** Opening EXTRACT block **

July 12, 2016
Hospice or Skilled Nursing? A Difficult Choice
As it stands, Medicare will pay for hospice or skilled nursing (S.N.F.), but only rarely will it cover both at the same time, forcing families to make the difficult choice between the two.
For financial reasons most families opt for a skilled nursing facility, but where they save in money, they pay the price in other ways: they lose the visits by nurses and aides and social workers, the comfort care, the pain relief and the spiritual support that can make hospice such a godsend, whether patients are at home or in nursing homes.
A study based at the University of California, San Francisco, found ongoing repercussions in the percentage of people that died in hospitals or nursing homes opposed to their homes, when they used the S.N.F. benefit. Only 11 percent of people experienced the comfort of dying in their homes, versus those who did not use S.NF. who were much more likely to be enrolled in hospice — and 40 percent of them died at home.
The study revealed more than 4,300 patients with advanced dementia who died in nursing homes in 2006 and used the S.N.F. benefit within 90 days of their deaths. The purpose of Medicare’s paying for skilled nursing is to help patients gain strength and return home, or at least to improve their health. But physical therapy, for example, serves little purpose for those who are bed-bound, who are totally incontinent, who can’t feed themselves. These people aren’t going to get better, yet they received a number of medical interventions compared to those in hospice care.
Those using S.N.F. were significantly more likely to receive feeding tubes, intravenous fluids, injections and medications — none of which can stop or slow dementia, or improve quality of life. The Affordable Care Act calls for a demonstration project of “concurrent care,” a three-year experiment allowing up to 15 hospice programs around the country to enroll patients who can also continue to receive all the other services that Medicare covers, including skilled nursing.
Upon completion an evaluation is to be used to determine whether people can benefit from the combined services of hospice and skilled nursing and whether that may even save Medicare dollars. Unfortunately, the statute does not set a target date.

** Closing EXTRACT block **

(TASK)
Decide whether each statement below agrees with the article on hospice and skilled nursing. Answer yes or no for each, and quote the words of the article that decide it.
1. Medicare usually pays for hospice and skilled nursing at the same time.
2. The concurrent care project lets as many as 15 hospice programs take part.
3. The statute gives a target date for the evaluation.

** Opening RECORDED DATA block **

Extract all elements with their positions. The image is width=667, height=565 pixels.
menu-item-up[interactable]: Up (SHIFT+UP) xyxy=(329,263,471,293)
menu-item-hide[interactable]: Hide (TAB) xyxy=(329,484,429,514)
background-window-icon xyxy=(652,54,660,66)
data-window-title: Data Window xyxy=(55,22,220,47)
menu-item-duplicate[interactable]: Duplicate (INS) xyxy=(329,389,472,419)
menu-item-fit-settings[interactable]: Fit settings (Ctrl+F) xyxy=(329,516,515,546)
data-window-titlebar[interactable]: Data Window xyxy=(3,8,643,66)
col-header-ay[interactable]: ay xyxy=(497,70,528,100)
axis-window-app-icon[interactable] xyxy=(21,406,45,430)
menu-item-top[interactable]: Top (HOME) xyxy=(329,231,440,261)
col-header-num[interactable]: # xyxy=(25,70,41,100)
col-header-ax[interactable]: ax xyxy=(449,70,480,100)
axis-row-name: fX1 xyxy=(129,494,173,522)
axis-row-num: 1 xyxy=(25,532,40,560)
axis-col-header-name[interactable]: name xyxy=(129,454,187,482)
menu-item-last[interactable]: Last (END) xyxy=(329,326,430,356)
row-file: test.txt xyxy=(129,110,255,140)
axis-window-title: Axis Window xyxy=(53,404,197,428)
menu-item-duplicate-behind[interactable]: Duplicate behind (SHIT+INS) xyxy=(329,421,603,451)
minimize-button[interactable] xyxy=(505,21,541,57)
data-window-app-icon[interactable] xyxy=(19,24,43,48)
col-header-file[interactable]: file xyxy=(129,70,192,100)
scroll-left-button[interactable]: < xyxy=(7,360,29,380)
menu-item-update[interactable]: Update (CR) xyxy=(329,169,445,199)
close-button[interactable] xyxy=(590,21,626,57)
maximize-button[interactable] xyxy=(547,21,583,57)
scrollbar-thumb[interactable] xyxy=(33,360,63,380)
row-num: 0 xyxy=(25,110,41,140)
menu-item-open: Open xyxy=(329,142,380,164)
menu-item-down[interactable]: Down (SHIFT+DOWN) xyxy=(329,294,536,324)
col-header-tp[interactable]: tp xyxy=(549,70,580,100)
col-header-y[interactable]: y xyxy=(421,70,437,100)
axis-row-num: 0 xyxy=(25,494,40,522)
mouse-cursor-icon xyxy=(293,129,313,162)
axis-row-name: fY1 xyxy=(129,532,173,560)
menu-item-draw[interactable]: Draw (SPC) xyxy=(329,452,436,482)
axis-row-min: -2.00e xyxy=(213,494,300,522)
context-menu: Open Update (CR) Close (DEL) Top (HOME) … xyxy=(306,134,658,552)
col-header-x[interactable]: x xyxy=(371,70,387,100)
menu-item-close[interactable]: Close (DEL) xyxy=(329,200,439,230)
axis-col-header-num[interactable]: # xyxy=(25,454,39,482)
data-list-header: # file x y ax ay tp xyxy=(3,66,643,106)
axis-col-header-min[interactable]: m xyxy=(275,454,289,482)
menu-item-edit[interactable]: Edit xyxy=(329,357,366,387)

** Closing RECORDED DATA block **

(WORKED SOLUTION)
1. No: "only rarely will it cover both at the same time"
2. Yes: "allowing up to 15 hospice programs around the country to enroll patients"
3. No: "the statute does not set a target date"